- Data entries
______________________________
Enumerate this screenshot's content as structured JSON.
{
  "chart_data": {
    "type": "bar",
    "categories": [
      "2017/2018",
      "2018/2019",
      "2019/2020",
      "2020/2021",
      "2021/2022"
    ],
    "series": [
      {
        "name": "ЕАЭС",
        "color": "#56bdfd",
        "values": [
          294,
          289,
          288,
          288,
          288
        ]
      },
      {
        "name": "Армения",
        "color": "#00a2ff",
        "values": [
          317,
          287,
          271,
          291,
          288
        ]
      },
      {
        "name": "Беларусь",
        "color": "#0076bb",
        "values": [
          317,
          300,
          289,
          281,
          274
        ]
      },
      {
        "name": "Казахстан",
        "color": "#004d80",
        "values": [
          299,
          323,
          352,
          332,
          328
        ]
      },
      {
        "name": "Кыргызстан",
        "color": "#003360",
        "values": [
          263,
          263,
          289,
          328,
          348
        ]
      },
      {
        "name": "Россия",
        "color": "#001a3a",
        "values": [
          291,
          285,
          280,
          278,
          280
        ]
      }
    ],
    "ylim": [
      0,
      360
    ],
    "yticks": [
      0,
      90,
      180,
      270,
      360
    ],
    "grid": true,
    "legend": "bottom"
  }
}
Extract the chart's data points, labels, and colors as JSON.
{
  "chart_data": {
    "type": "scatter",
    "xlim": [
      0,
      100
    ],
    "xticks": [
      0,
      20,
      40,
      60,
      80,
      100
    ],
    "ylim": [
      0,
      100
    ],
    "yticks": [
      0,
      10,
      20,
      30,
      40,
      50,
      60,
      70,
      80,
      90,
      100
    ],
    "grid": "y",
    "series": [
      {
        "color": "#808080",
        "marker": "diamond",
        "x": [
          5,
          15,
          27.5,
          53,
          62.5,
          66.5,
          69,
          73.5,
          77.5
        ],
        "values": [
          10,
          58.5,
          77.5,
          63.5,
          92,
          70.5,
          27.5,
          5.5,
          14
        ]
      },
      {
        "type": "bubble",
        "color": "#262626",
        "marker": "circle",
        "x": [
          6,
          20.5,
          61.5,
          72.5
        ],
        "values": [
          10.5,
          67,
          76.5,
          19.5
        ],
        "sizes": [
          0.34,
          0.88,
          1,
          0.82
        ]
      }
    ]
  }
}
______________________________
- Directive
Give back each line above precisely as it stands.

- Answer to the exercise
Enumerate this screenshot's content as structured JSON.
{
  "chart_data": {
    "type": "bar",
    "categories": [
      "2017/2018",
      "2018/2019",
      "2019/2020",
      "2020/2021",
      "2021/2022"
    ],
    "series": [
      {
        "name": "ЕАЭС",
        "color": "#56bdfd",
        "values": [
          294,
          289,
          288,
          288,
          288
        ]
      },
      {
        "name": "Армения",
        "color": "#00a2ff",
        "values": [
          317,
          287,
          271,
          291,
          288
        ]
      },
      {
        "name": "Беларусь",
        "color": "#0076bb",
        "values": [
          317,
          300,
          289,
          281,
          274
        ]
      },
      {
        "name": "Казахстан",
        "color": "#004d80",
        "values": [
          299,
          323,
          352,
          332,
          328
        ]
      },
      {
        "name": "Кыргызстан",
        "color": "#003360",
        "values": [
          263,
          263,
          289,
          328,
          348
        ]
      },
      {
        "name": "Россия",
        "color": "#001a3a",
        "values": [
          291,
          285,
          280,
          278,
          280
        ]
      }
    ],
    "ylim": [
      0,
      360
    ],
    "yticks": [
      0,
      90,
      180,
      270,
      360
    ],
    "grid": true,
    "legend": "bottom"
  }
}
Extract the chart's data points, labels, and colors as JSON.
{
  "chart_data": {
    "type": "scatter",
    "xlim": [
      0,
      100
    ],
    "xticks": [
      0,
      20,
      40,
      60,
      80,
      100
    ],
    "ylim": [
      0,
      100
    ],
    "yticks": [
      0,
      10,
      20,
      30,
      40,
      50,
      60,
      70,
      80,
      90,
      100
    ],
    "grid": "y",
    "series": [
      {
        "color": "#808080",
        "marker": "diamond",
        "x": [
          5,
          15,
          27.5,
          53,
          62.5,
          66.5,
          69,
          73.5,
          77.5
        ],
        "values": [
          10,
          58.5,
          77.5,
          63.5,
          92,
          70.5,
          27.5,
          5.5,
          14
        ]
      },
      {
        "type": "bubble",
        "color": "#262626",
        "marker": "circle",
        "x": [
          6,
          20.5,
          61.5,
          72.5
        ],
        "values": [
          10.5,
          67,
          76.5,
          19.5
        ],
        "sizes": [
          0.34,
          0.88,
          1,
          0.82
        ]
      }
    ]
  }
}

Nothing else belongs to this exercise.